◆ **EXERCISE**:
Search the material for the word "индивидуальным" and copy each line that holds it.

◆ **DATASET EXCERPTS**:
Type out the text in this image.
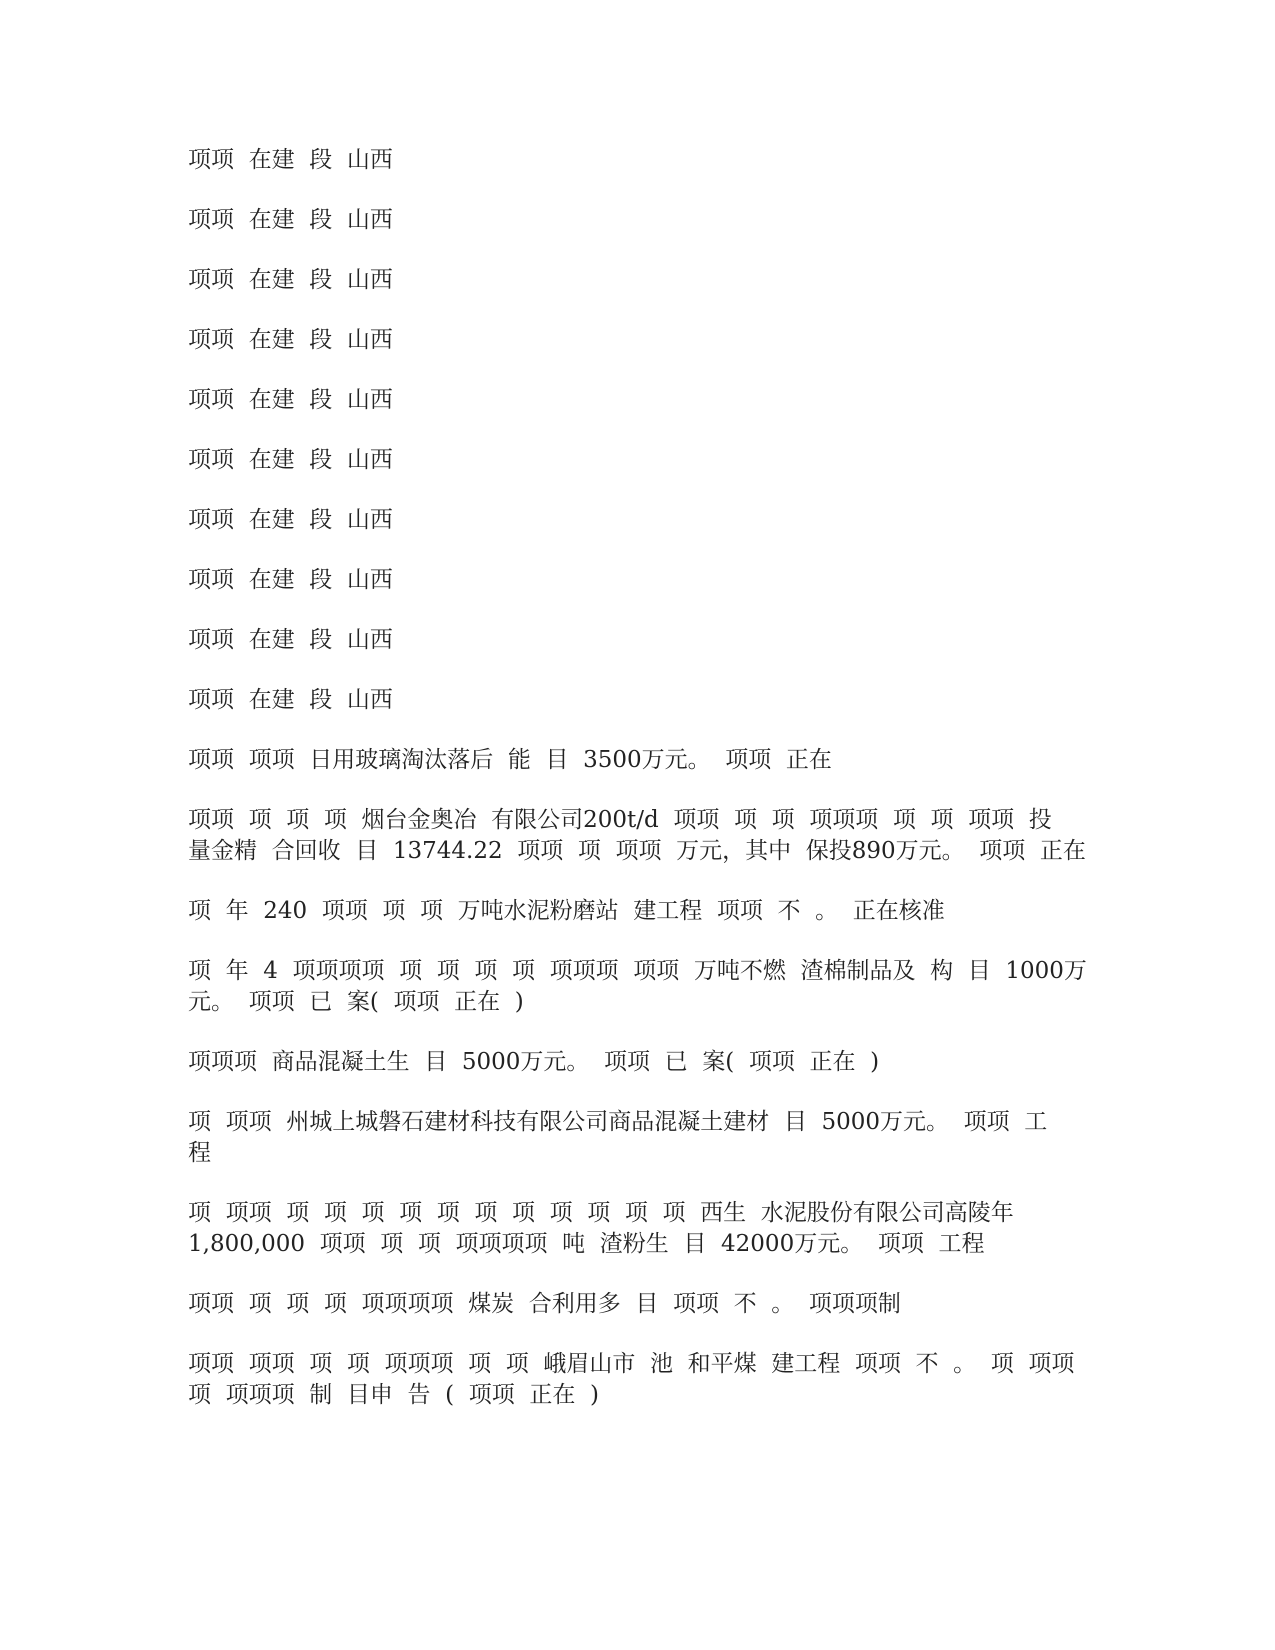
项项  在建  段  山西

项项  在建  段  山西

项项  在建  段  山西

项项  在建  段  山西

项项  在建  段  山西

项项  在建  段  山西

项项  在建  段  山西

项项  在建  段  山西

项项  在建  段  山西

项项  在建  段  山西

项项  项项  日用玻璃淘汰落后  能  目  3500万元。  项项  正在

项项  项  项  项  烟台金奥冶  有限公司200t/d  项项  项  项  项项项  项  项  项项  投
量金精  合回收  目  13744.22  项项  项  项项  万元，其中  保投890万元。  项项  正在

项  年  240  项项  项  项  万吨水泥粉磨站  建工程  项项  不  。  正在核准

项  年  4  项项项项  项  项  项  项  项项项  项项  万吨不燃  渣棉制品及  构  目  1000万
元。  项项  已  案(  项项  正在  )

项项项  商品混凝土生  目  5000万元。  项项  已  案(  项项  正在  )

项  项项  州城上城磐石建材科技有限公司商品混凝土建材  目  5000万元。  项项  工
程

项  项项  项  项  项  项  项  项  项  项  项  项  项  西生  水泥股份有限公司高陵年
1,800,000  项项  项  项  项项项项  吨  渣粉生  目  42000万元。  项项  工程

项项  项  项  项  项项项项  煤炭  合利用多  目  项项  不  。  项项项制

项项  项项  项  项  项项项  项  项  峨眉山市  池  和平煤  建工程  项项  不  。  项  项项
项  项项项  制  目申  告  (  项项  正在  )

==

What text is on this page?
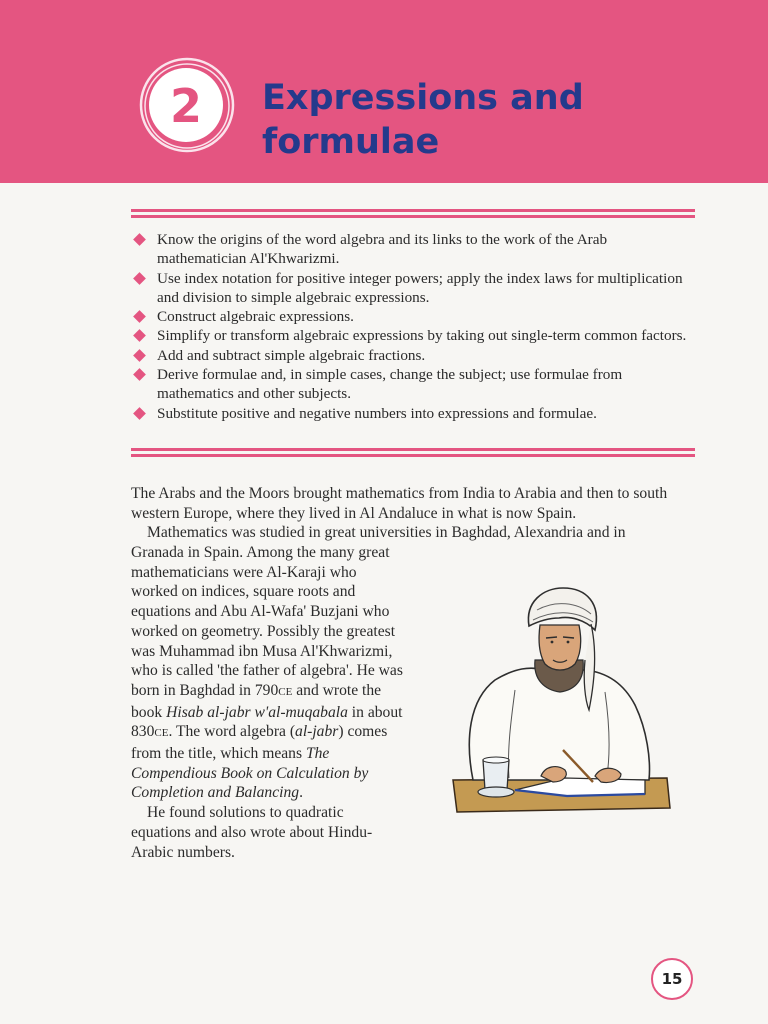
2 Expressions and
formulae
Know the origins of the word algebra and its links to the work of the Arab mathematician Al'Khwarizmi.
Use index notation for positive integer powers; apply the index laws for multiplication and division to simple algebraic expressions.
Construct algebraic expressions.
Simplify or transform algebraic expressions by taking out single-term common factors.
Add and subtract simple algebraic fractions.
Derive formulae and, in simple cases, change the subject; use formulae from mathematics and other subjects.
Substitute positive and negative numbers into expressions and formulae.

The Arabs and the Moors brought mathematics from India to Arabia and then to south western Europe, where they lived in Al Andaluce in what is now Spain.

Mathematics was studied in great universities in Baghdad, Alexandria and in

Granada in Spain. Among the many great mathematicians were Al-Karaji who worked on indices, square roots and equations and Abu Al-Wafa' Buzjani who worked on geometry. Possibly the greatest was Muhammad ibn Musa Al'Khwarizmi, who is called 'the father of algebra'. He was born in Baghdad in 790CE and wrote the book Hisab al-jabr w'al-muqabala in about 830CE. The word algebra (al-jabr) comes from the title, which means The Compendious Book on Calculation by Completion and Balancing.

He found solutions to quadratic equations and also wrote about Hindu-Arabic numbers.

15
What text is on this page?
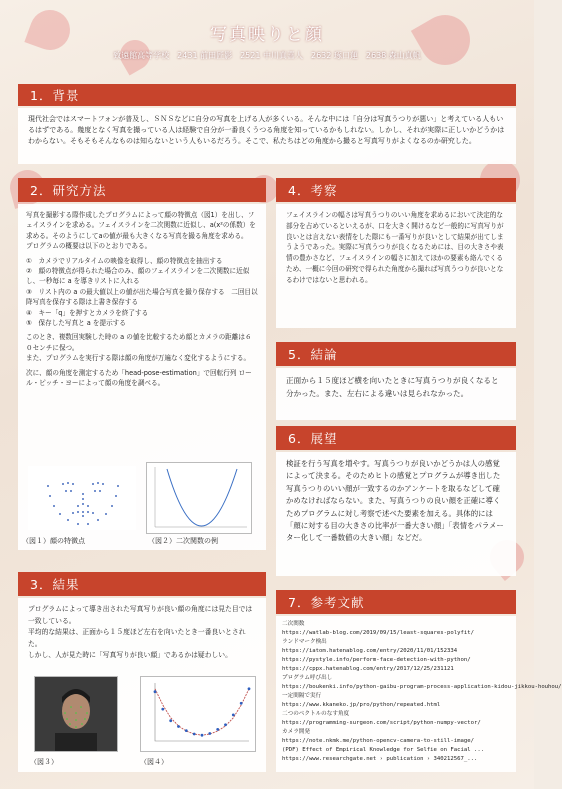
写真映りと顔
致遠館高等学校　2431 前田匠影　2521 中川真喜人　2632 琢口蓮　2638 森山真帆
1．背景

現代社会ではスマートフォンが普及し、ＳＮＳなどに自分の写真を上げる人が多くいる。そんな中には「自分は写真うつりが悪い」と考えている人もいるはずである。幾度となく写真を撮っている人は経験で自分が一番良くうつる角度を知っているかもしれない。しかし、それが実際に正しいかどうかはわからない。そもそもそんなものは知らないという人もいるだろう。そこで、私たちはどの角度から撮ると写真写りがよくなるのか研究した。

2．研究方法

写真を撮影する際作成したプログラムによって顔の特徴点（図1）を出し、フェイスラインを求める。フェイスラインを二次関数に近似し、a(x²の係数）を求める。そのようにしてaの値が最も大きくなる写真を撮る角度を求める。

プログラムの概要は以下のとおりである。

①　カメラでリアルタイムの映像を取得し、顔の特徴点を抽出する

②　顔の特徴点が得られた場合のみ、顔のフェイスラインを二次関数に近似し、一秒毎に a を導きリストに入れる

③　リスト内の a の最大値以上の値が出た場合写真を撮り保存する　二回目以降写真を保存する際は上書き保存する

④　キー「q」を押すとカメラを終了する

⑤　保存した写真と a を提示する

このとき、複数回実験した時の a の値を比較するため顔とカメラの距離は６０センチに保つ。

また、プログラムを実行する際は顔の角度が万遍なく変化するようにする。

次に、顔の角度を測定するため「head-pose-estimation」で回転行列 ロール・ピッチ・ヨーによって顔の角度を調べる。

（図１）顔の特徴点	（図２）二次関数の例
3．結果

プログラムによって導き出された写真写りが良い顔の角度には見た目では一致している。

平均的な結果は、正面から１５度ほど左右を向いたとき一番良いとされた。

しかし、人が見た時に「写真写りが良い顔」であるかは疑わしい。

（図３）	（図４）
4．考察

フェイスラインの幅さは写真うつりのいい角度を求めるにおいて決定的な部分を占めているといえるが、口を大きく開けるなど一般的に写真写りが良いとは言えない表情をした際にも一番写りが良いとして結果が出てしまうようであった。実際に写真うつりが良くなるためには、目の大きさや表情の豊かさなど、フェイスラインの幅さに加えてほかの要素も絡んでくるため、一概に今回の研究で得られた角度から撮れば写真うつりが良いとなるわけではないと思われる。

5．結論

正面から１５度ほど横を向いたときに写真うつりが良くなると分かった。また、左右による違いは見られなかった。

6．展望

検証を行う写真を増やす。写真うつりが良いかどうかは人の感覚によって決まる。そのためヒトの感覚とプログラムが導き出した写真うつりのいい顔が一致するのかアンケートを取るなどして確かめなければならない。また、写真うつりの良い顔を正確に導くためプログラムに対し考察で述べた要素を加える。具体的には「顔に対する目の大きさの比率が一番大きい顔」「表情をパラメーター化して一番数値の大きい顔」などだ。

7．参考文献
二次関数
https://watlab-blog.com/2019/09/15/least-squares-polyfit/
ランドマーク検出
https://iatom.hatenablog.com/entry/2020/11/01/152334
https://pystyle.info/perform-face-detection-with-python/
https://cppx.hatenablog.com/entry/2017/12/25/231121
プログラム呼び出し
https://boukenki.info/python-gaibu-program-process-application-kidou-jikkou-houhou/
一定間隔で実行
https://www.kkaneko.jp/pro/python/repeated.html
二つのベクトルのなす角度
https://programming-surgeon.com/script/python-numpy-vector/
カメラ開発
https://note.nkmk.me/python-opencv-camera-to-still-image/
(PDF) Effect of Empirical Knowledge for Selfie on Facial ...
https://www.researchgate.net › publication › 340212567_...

...

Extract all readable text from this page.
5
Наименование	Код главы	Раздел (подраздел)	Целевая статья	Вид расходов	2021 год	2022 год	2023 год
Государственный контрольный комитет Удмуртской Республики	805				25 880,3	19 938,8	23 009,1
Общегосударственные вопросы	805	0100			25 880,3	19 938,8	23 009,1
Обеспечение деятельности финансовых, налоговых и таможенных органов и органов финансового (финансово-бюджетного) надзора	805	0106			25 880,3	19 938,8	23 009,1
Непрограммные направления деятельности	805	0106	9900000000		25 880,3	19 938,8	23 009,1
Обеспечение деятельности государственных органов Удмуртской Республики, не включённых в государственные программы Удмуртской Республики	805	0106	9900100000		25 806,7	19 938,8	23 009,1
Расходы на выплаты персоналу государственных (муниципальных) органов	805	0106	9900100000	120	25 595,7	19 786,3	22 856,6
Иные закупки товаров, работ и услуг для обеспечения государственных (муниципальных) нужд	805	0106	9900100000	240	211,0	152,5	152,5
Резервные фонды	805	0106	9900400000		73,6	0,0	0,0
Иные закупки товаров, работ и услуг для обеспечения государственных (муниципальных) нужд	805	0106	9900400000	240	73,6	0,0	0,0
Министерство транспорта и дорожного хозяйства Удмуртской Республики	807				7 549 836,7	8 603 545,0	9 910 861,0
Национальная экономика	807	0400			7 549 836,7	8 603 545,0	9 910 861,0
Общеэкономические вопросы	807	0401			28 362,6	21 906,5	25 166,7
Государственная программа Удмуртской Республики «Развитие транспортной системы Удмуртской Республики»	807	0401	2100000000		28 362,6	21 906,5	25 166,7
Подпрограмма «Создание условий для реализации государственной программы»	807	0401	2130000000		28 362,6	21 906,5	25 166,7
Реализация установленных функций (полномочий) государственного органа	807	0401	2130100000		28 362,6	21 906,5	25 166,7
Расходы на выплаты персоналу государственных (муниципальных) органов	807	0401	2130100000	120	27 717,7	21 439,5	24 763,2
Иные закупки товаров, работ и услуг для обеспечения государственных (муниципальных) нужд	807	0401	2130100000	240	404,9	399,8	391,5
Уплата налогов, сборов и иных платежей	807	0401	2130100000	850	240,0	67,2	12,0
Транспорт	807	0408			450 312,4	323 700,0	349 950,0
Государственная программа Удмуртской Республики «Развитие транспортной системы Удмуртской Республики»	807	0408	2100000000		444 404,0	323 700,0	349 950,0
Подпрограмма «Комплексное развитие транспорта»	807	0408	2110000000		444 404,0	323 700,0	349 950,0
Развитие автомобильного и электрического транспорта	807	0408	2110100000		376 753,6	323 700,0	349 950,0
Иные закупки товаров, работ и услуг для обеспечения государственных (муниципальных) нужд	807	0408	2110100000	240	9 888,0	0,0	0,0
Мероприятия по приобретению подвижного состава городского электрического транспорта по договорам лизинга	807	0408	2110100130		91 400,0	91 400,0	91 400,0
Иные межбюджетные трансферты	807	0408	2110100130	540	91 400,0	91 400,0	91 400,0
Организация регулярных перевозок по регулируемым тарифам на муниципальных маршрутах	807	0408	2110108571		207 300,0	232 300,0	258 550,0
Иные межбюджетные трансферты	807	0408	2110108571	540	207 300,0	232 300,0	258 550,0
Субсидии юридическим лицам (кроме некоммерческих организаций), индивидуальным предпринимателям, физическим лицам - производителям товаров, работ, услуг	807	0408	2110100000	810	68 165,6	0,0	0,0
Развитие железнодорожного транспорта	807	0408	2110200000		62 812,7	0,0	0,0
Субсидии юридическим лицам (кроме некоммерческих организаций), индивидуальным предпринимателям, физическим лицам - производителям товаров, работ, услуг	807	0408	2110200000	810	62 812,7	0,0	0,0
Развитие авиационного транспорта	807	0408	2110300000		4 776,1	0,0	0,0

◆ **RESULT OF THIS TASK**:
Субсидии юридическим лицам (кроме некоммерческих организаций), индивидуальным предпринимателям, физическим лицам - производителям товаров, работ, услуг	807	0408	2110100000	810	68 165,6	0,0	0,0
Субсидии юридическим лицам (кроме некоммерческих организаций), индивидуальным предпринимателям, физическим лицам - производителям товаров, работ, услуг	807	0408	2110200000	810	62 812,7	0,0	0,0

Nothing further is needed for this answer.